*PROBLEM*
In the records below, find the line containing "Serialize everything readable", then extract that line and all subsequent lines exactly, leaving out everything else.

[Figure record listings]

+ + + + +

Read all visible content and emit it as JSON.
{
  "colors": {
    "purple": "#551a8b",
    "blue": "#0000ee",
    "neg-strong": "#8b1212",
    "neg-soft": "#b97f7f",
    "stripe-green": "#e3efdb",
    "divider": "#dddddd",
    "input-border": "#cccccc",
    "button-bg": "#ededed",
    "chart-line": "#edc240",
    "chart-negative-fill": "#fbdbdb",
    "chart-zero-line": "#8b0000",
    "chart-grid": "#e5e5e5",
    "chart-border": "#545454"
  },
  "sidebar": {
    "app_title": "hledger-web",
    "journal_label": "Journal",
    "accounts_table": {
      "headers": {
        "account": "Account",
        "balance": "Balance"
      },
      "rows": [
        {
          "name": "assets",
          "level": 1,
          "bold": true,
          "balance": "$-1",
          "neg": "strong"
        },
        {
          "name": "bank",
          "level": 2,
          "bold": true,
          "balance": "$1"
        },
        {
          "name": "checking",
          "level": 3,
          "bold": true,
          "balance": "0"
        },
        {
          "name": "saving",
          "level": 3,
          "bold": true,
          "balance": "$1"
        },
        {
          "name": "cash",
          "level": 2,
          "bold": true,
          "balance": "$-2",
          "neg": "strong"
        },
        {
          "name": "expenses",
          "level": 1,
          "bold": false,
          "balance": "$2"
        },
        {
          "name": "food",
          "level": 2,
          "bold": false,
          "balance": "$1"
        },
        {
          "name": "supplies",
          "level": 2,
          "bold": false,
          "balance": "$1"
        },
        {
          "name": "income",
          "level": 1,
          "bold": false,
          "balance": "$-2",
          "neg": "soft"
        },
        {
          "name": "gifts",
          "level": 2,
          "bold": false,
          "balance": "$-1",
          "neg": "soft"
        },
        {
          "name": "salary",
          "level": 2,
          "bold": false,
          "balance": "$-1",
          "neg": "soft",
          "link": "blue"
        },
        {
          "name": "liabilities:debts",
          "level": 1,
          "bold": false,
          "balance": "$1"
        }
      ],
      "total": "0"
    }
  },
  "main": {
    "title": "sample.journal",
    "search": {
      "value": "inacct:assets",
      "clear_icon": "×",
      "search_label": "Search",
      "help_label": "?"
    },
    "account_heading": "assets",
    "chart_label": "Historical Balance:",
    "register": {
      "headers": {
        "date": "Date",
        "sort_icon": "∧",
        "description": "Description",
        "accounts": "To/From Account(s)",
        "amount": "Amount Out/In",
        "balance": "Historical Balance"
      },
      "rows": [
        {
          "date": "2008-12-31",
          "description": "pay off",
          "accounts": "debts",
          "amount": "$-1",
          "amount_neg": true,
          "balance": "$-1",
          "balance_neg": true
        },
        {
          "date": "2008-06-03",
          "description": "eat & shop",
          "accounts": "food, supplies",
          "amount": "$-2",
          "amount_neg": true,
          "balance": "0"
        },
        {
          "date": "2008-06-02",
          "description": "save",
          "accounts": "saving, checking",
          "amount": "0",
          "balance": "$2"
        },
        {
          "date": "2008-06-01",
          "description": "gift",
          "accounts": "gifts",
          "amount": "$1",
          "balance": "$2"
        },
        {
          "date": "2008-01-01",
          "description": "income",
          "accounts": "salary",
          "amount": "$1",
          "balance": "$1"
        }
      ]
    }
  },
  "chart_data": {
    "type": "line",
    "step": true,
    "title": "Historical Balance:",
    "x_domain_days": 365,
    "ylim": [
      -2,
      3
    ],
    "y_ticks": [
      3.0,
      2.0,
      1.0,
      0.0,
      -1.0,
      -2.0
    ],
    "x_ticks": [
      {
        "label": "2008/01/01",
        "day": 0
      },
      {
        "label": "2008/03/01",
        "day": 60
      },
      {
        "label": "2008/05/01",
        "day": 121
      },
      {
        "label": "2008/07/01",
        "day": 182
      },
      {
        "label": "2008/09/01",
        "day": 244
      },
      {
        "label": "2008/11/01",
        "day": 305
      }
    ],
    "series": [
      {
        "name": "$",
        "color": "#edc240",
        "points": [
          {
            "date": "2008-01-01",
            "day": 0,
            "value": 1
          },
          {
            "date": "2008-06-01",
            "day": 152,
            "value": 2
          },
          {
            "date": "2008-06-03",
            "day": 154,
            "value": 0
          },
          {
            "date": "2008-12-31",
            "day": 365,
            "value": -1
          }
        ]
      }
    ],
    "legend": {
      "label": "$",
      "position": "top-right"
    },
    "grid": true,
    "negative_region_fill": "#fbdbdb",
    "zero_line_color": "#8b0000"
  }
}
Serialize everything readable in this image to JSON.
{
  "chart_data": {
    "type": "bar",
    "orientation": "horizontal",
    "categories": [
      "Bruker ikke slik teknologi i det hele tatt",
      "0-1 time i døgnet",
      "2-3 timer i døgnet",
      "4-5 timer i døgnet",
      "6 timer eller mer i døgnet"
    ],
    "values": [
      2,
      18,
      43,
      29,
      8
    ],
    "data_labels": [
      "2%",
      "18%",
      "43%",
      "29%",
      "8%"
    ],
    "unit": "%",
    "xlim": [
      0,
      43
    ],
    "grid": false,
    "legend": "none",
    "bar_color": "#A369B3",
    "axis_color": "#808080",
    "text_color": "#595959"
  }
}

+ + + + +

*ANSWER TO THIS EXERCISE*
Serialize everything readable in this image to JSON.
{
  "chart_data": {
    "type": "bar",
    "orientation": "horizontal",
    "categories": [
      "Bruker ikke slik teknologi i det hele tatt",
      "0-1 time i døgnet",
      "2-3 timer i døgnet",
      "4-5 timer i døgnet",
      "6 timer eller mer i døgnet"
    ],
    "values": [
      2,
      18,
      43,
      29,
      8
    ],
    "data_labels": [
      "2%",
      "18%",
      "43%",
      "29%",
      "8%"
    ],
    "unit": "%",
    "xlim": [
      0,
      43
    ],
    "grid": false,
    "legend": "none",
    "bar_color": "#A369B3",
    "axis_color": "#808080",
    "text_color": "#595959"
  }
}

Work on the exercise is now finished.